— Request —
Pull every line containing "note" from the entries.

— Data rows —
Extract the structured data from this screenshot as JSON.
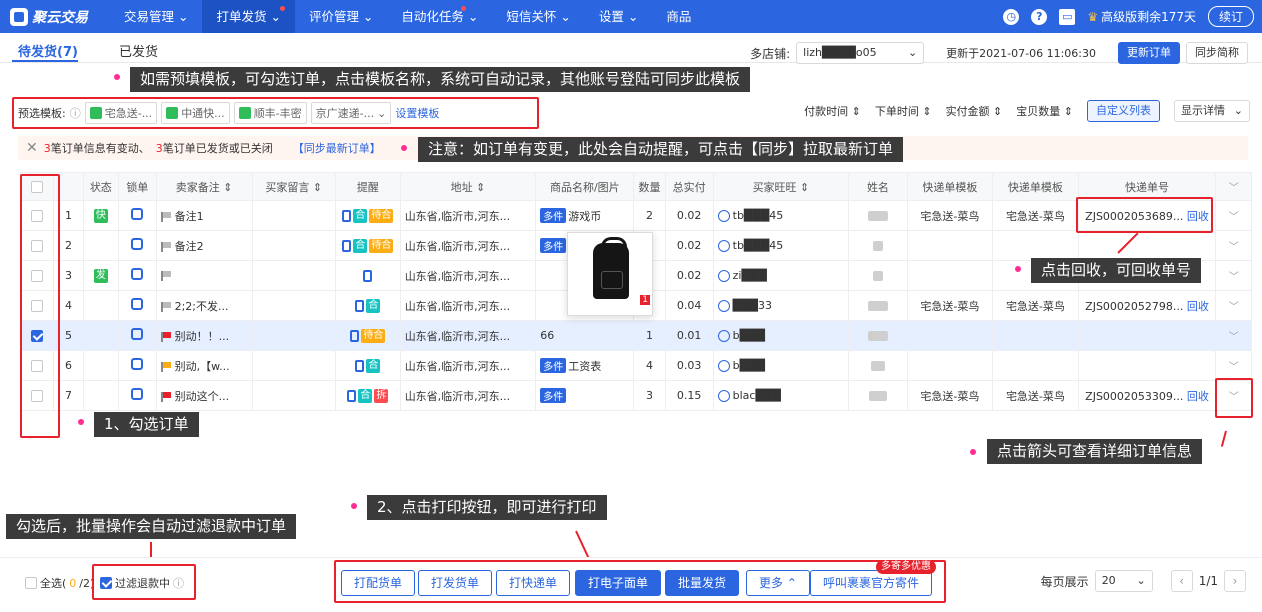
{
  "app": {
    "logo": "聚云交易"
  },
  "nav": [
    "交易管理",
    "打单发货",
    "评价管理",
    "自动化任务",
    "短信关怀",
    "设置",
    "商品"
  ],
  "topright": {
    "plan": "高级版剩余177天",
    "renew": "续订"
  },
  "tabs": [
    "待发货(7)",
    "已发货"
  ],
  "shop": {
    "label": "多店铺:",
    "value": "lizh████o05",
    "updated": "更新于2021-07-06 11:06:30",
    "refresh": "更新订单",
    "sync": "同步简称"
  },
  "tips": {
    "t1": "如需预填模板，可勾选订单，点击模板名称，系统可自动记录，其他账号登陆可同步此模板",
    "t2": "注意：如订单有变更，此处会自动提醒，可点击【同步】拉取最新订单",
    "t3": "点击回收，可回收单号",
    "t4": "1、勾选订单",
    "t5": "点击箭头可查看详细订单信息",
    "t6": "2、点击打印按钮，即可进行打印",
    "t7": "勾选后，批量操作会自动过滤退款中订单"
  },
  "templates": {
    "label": "预选模板:",
    "items": [
      "宅急送-...",
      "中通快...",
      "顺丰-丰密",
      "京广速递-..."
    ],
    "setting": "设置模板"
  },
  "sorters": [
    "付款时间",
    "下单时间",
    "实付金额",
    "宝贝数量"
  ],
  "custom_cols": "自定义列表",
  "display": "显示详情",
  "notice": {
    "n1": "3",
    "t1": "笔订单信息有变动、",
    "n2": "3",
    "t2": "笔订单已发货或已关闭",
    "link": "【同步最新订单】"
  },
  "columns": [
    "",
    "",
    "状态",
    "锁单",
    "卖家备注",
    "买家留言",
    "提醒",
    "地址",
    "商品名称/图片",
    "数量",
    "总实付",
    "买家旺旺",
    "姓名",
    "快递单模板",
    "快递单模板",
    "快递单号",
    ""
  ],
  "rows": [
    {
      "n": "1",
      "status": "快",
      "note": "备注1",
      "addr": "山东省,临沂市,河东...",
      "goods": "游戏币",
      "qty": "2",
      "pay": "0.02",
      "ww": "tb███45",
      "tpl1": "宅急送-菜鸟",
      "tpl2": "宅急送-菜鸟",
      "no": "ZJS0002053689...",
      "recycle": "回收"
    },
    {
      "n": "2",
      "status": "",
      "note": "备注2",
      "addr": "山东省,临沂市,河东...",
      "goods": "",
      "qty": "",
      "pay": "0.02",
      "ww": "tb███45",
      "tpl1": "",
      "tpl2": "",
      "no": "",
      "recycle": ""
    },
    {
      "n": "3",
      "status": "发",
      "note": "",
      "addr": "山东省,临沂市,河东...",
      "goods": "",
      "qty": "",
      "pay": "0.02",
      "ww": "zi███",
      "tpl1": "",
      "tpl2": "",
      "no": "",
      "recycle": ""
    },
    {
      "n": "4",
      "status": "",
      "note": "2;2;不发...",
      "addr": "山东省,临沂市,河东...",
      "goods": "",
      "qty": "",
      "pay": "0.04",
      "ww": "███33",
      "tpl1": "宅急送-菜鸟",
      "tpl2": "宅急送-菜鸟",
      "no": "ZJS0002052798...",
      "recycle": "回收"
    },
    {
      "n": "5",
      "status": "",
      "note": "别动！！...",
      "addr": "山东省,临沂市,河东...",
      "goods": "66",
      "qty": "1",
      "pay": "0.01",
      "ww": "b███",
      "tpl1": "",
      "tpl2": "",
      "no": "",
      "recycle": ""
    },
    {
      "n": "6",
      "status": "",
      "note": "别动,【w...",
      "addr": "山东省,临沂市,河东...",
      "goods": "工资表",
      "qty": "4",
      "pay": "0.03",
      "ww": "b███",
      "tpl1": "",
      "tpl2": "",
      "no": "",
      "recycle": ""
    },
    {
      "n": "7",
      "status": "",
      "note": "别动这个...",
      "addr": "山东省,临沂市,河东...",
      "goods": "",
      "qty": "3",
      "pay": "0.15",
      "ww": "blac███",
      "tpl1": "宅急送-菜鸟",
      "tpl2": "宅急送-菜鸟",
      "no": "ZJS0002053309...",
      "recycle": "回收"
    }
  ],
  "multi_tag": "多件",
  "popup_count": "1",
  "footer": {
    "select_all": "全选(",
    "sel": "0",
    "total": "/2)",
    "filter": "过滤退款中",
    "page_size_label": "每页展示",
    "page_size": "20",
    "page": "1/1",
    "promo": "多寄多优惠"
  },
  "actions": [
    "打配货单",
    "打发货单",
    "打快递单",
    "打电子面单",
    "批量发货",
    "更多",
    "呼叫裹裹官方寄件"
  ]
}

— Solved problem —
      "note": "备注1",
      "note": "备注2",
      "note": "",
      "note": "2;2;不发...",
      "note": "别动！！...",
      "note": "别动,【w...",
      "note": "别动这个...",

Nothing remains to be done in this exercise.